===== PROVIDED DATA =====

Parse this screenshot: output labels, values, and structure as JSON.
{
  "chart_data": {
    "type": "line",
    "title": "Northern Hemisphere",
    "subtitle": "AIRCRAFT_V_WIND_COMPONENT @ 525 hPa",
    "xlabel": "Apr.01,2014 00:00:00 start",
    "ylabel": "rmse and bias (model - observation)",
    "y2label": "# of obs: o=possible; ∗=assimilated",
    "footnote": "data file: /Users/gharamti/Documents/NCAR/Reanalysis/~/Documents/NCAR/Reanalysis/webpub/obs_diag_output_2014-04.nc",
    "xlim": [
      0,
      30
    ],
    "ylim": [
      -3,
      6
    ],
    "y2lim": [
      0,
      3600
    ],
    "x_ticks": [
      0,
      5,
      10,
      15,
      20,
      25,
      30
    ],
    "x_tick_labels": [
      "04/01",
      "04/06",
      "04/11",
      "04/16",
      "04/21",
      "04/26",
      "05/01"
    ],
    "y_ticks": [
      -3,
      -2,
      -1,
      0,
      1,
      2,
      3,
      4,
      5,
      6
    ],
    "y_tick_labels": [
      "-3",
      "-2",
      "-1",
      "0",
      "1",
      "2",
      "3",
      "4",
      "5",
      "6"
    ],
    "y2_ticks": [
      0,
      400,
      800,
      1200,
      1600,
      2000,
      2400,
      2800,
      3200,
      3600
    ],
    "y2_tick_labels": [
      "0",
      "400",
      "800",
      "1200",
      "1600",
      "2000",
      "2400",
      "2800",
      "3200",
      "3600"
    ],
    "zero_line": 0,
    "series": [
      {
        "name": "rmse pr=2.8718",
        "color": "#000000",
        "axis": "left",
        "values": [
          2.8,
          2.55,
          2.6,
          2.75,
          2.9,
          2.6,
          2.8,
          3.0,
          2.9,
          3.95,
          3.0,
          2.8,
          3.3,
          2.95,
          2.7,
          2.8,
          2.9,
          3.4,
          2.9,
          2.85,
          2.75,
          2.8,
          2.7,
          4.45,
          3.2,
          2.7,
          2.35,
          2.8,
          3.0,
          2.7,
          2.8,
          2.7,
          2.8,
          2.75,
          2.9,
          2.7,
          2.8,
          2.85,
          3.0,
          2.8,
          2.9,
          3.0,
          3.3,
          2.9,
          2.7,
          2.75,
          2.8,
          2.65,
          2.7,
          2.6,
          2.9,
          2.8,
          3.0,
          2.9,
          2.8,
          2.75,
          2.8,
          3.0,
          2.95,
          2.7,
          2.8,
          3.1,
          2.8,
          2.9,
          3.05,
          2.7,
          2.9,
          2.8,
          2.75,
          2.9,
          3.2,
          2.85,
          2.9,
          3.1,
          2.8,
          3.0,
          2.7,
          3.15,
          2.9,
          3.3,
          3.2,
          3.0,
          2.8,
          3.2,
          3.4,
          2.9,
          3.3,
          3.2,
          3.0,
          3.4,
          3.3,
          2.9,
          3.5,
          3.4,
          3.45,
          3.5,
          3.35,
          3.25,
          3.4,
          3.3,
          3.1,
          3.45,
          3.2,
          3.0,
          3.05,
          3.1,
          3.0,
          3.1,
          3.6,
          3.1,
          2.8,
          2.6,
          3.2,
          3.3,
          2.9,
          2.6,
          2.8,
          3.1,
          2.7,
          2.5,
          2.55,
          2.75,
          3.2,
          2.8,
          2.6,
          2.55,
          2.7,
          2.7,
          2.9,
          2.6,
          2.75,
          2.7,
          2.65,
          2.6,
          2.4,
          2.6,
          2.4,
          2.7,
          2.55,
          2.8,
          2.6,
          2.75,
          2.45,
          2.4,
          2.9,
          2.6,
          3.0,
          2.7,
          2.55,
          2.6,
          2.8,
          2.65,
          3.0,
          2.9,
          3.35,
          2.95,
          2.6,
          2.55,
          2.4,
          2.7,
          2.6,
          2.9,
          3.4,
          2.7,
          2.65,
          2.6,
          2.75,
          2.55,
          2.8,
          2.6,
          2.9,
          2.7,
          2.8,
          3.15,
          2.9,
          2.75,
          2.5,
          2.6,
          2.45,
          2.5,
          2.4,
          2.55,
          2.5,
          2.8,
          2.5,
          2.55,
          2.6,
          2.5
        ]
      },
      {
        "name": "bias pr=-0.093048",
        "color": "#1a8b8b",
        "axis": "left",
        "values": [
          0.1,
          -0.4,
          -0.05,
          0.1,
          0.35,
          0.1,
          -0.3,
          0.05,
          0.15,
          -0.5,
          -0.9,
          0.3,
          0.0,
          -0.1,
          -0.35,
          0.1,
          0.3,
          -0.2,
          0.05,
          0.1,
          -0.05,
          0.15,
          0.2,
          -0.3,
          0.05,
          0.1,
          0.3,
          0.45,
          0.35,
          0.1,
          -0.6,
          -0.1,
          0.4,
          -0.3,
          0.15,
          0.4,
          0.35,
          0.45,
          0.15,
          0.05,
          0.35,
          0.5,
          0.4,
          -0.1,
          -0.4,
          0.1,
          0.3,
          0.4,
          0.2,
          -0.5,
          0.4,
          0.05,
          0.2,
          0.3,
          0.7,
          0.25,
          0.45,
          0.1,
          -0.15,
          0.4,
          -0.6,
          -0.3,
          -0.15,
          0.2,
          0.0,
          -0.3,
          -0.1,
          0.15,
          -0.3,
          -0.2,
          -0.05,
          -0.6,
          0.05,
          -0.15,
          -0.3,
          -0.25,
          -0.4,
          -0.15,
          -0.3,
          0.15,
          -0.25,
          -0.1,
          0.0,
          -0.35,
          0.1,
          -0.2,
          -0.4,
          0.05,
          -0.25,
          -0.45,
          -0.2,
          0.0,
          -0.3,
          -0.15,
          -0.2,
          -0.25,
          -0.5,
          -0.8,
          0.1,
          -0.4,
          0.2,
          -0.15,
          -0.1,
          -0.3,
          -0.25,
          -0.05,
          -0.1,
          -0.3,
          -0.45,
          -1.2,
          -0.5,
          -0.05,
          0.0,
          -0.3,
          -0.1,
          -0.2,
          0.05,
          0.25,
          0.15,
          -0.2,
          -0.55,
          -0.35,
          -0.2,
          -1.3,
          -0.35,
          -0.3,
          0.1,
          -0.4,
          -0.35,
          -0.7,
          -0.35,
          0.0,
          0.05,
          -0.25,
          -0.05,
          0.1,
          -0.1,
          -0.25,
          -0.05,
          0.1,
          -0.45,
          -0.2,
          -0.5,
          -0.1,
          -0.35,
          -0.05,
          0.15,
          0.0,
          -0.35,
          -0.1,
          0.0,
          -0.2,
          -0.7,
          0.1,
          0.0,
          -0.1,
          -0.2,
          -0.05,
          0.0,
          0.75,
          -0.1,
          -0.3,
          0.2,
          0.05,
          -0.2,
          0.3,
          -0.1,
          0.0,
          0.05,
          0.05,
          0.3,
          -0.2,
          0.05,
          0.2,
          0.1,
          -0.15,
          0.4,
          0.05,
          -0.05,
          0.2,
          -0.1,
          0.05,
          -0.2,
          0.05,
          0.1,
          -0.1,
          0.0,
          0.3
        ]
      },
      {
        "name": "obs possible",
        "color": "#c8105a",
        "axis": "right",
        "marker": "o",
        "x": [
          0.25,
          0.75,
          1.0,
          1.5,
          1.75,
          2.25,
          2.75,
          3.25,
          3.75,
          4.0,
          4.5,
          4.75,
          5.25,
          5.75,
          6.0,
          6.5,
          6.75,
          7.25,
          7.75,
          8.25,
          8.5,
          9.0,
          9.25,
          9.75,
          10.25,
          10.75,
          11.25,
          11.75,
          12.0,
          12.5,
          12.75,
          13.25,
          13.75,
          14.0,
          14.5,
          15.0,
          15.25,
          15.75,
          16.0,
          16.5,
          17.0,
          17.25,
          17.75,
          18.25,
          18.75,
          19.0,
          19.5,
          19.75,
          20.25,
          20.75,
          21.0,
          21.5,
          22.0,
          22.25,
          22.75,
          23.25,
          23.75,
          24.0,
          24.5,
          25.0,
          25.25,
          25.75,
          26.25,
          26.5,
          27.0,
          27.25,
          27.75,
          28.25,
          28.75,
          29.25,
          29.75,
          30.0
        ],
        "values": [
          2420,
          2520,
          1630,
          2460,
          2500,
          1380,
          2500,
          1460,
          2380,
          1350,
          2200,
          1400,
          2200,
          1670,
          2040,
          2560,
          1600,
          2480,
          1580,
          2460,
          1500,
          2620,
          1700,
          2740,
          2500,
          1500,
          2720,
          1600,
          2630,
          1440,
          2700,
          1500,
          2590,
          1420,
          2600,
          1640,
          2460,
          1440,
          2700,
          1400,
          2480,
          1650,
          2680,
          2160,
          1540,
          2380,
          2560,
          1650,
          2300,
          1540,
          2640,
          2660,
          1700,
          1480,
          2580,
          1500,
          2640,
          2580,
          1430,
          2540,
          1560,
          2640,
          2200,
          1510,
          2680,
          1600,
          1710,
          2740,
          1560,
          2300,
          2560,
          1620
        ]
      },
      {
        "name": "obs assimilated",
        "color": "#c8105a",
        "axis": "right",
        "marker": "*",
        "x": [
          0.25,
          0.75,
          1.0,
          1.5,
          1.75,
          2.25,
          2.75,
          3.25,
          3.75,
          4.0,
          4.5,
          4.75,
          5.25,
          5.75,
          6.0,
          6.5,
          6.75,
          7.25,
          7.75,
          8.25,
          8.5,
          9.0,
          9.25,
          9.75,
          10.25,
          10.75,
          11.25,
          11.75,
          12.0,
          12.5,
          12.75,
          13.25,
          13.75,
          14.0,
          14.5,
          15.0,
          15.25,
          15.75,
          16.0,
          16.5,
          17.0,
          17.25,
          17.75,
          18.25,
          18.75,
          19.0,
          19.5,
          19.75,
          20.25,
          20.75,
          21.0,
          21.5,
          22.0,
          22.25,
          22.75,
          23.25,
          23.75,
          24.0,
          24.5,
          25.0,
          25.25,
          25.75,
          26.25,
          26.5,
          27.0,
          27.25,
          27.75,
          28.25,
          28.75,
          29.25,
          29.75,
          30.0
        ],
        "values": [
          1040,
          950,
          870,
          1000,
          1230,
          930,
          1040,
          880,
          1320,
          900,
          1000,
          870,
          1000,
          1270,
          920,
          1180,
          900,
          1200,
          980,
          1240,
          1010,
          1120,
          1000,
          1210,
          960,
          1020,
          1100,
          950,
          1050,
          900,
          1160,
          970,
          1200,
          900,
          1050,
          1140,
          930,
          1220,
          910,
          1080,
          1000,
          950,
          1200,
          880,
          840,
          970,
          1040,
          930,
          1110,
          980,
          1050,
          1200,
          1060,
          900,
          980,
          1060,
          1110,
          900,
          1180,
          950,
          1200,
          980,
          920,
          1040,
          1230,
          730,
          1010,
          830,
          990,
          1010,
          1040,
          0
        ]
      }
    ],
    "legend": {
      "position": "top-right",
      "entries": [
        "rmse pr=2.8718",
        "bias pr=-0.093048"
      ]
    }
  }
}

=====

## [WRITTEN REQUEST]
Scan the material line by line and report each one that contains "assimilated".

## [SOLUTION FOR THIS PROBLEM]
    "y2label": "# of obs: o=possible; ∗=assimilated",
        "name": "obs assimilated",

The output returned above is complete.